→ OBJECTIVE
Extract the complete listing and repeat it word for word.

####

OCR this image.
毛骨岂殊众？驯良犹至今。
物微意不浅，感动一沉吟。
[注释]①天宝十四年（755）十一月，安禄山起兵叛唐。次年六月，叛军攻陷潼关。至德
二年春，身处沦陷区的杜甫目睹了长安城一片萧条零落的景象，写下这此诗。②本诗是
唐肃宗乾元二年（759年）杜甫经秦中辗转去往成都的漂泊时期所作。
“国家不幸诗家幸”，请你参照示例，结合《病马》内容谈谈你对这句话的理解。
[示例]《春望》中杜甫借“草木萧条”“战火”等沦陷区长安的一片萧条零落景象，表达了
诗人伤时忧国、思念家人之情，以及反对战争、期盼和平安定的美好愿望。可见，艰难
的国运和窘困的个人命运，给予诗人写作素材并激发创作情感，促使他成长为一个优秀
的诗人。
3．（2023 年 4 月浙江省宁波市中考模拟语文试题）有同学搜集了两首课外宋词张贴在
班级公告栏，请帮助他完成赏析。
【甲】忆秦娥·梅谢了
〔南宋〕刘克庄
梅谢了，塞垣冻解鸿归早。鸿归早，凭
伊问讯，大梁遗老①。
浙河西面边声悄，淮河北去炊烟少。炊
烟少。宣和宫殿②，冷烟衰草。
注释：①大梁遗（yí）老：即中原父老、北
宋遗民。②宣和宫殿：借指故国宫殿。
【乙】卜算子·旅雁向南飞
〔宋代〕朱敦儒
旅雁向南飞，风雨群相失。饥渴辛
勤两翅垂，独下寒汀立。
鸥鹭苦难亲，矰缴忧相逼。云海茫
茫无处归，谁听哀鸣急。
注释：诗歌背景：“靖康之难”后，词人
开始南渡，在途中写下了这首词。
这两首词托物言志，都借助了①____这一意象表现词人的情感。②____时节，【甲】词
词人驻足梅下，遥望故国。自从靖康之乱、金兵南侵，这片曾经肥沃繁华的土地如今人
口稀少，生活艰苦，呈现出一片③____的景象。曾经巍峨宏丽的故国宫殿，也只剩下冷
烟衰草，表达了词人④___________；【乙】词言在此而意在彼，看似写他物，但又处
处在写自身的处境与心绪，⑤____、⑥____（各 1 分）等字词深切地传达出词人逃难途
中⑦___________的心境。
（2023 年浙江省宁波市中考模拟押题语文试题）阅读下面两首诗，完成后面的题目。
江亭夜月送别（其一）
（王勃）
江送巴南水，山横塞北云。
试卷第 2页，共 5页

####

→ EXERCISE OUTPUT
OCR this image.
毛骨岂殊众？驯良犹至今。
物微意不浅，感动一沉吟。
[注释]①天宝十四年（755）十一月，安禄山起兵叛唐。次年六月，叛军攻陷潼关。至德
二年春，身处沦陷区的杜甫目睹了长安城一片萧条零落的景象，写下这此诗。②本诗是
唐肃宗乾元二年（759年）杜甫经秦中辗转去往成都的漂泊时期所作。
“国家不幸诗家幸”，请你参照示例，结合《病马》内容谈谈你对这句话的理解。
[示例]《春望》中杜甫借“草木萧条”“战火”等沦陷区长安的一片萧条零落景象，表达了
诗人伤时忧国、思念家人之情，以及反对战争、期盼和平安定的美好愿望。可见，艰难
的国运和窘困的个人命运，给予诗人写作素材并激发创作情感，促使他成长为一个优秀
的诗人。
3．（2023 年 4 月浙江省宁波市中考模拟语文试题）有同学搜集了两首课外宋词张贴在
班级公告栏，请帮助他完成赏析。
【甲】忆秦娥·梅谢了
〔南宋〕刘克庄
梅谢了，塞垣冻解鸿归早。鸿归早，凭
伊问讯，大梁遗老①。
浙河西面边声悄，淮河北去炊烟少。炊
烟少。宣和宫殿②，冷烟衰草。
注释：①大梁遗（yí）老：即中原父老、北
宋遗民。②宣和宫殿：借指故国宫殿。
【乙】卜算子·旅雁向南飞
〔宋代〕朱敦儒
旅雁向南飞，风雨群相失。饥渴辛
勤两翅垂，独下寒汀立。
鸥鹭苦难亲，矰缴忧相逼。云海茫
茫无处归，谁听哀鸣急。
注释：诗歌背景：“靖康之难”后，词人
开始南渡，在途中写下了这首词。
这两首词托物言志，都借助了①____这一意象表现词人的情感。②____时节，【甲】词
词人驻足梅下，遥望故国。自从靖康之乱、金兵南侵，这片曾经肥沃繁华的土地如今人
口稀少，生活艰苦，呈现出一片③____的景象。曾经巍峨宏丽的故国宫殿，也只剩下冷
烟衰草，表达了词人④___________；【乙】词言在此而意在彼，看似写他物，但又处
处在写自身的处境与心绪，⑤____、⑥____（各 1 分）等字词深切地传达出词人逃难途
中⑦___________的心境。
（2023 年浙江省宁波市中考模拟押题语文试题）阅读下面两首诗，完成后面的题目。
江亭夜月送别（其一）
（王勃）
江送巴南水，山横塞北云。
试卷第 2页，共 5页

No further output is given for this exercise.